Reproduce each line of the material exactly, minus any picture.

□ □ □ □ □ □ □

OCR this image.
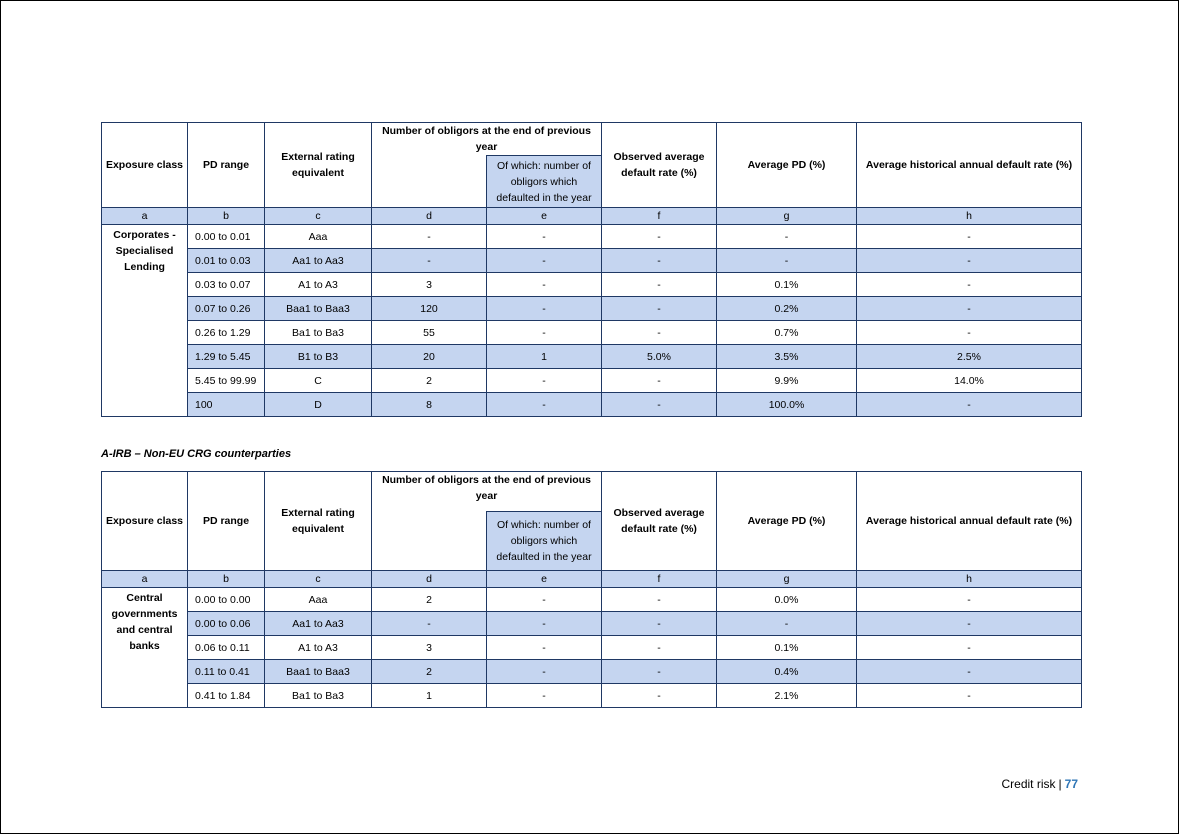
Exposure class	PD range	External rating equivalent	Number of obligors at the end of previous year		Observed average default rate (%)	Average PD (%)	Average historical annual default rate (%)
				Of which: number of obligors which defaulted in the year			
a	b	c	d	e	f	g	h
Corporates - Specialised Lending	0.00 to 0.01	Aaa	-	-	-	-	-
	0.01 to 0.03	Aa1 to Aa3	-	-	-	-	-
	0.03 to 0.07	A1 to A3	3	-	-	0.1%	-
	0.07 to 0.26	Baa1 to Baa3	120	-	-	0.2%	-
	0.26 to 1.29	Ba1 to Ba3	55	-	-	0.7%	-
	1.29 to 5.45	B1 to B3	20	1	5.0%	3.5%	2.5%
	5.45 to 99.99	C	2	-	-	9.9%	14.0%
	100	D	8	-	-	100.0%	-
A-IRB – Non-EU CRG counterparties
Exposure class	PD range	External rating equivalent	Number of obligors at the end of previous year		Observed average default rate (%)	Average PD (%)	Average historical annual default rate (%)
				Of which: number of obligors which defaulted in the year			
a	b	c	d	e	f	g	h
Central governments and central banks	0.00 to 0.00	Aaa	2	-	-	0.0%	-
	0.00 to 0.06	Aa1 to Aa3	-	-	-	-	-
	0.06 to 0.11	A1 to A3	3	-	-	0.1%	-
	0.11 to 0.41	Baa1 to Baa3	2	-	-	0.4%	-
	0.41 to 1.84	Ba1 to Ba3	1	-	-	2.1%	-
Credit risk | 77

□ □ □ □ □ □ □

- _COMPLETED EXERCISE_:
OCR this image.
Exposure class	PD range	External rating equivalent	Number of obligors at the end of previous year		Observed average default rate (%)	Average PD (%)	Average historical annual default rate (%)
				Of which: number of obligors which defaulted in the year			
a	b	c	d	e	f	g	h
Corporates - Specialised Lending	0.00 to 0.01	Aaa	-	-	-	-	-
	0.01 to 0.03	Aa1 to Aa3	-	-	-	-	-
	0.03 to 0.07	A1 to A3	3	-	-	0.1%	-
	0.07 to 0.26	Baa1 to Baa3	120	-	-	0.2%	-
	0.26 to 1.29	Ba1 to Ba3	55	-	-	0.7%	-
	1.29 to 5.45	B1 to B3	20	1	5.0%	3.5%	2.5%
	5.45 to 99.99	C	2	-	-	9.9%	14.0%
	100	D	8	-	-	100.0%	-
A-IRB – Non-EU CRG counterparties
Exposure class	PD range	External rating equivalent	Number of obligors at the end of previous year		Observed average default rate (%)	Average PD (%)	Average historical annual default rate (%)
				Of which: number of obligors which defaulted in the year			
a	b	c	d	e	f	g	h
Central governments and central banks	0.00 to 0.00	Aaa	2	-	-	0.0%	-
	0.00 to 0.06	Aa1 to Aa3	-	-	-	-	-
	0.06 to 0.11	A1 to A3	3	-	-	0.1%	-
	0.11 to 0.41	Baa1 to Baa3	2	-	-	0.4%	-
	0.41 to 1.84	Ba1 to Ba3	1	-	-	2.1%	-
Credit risk | 77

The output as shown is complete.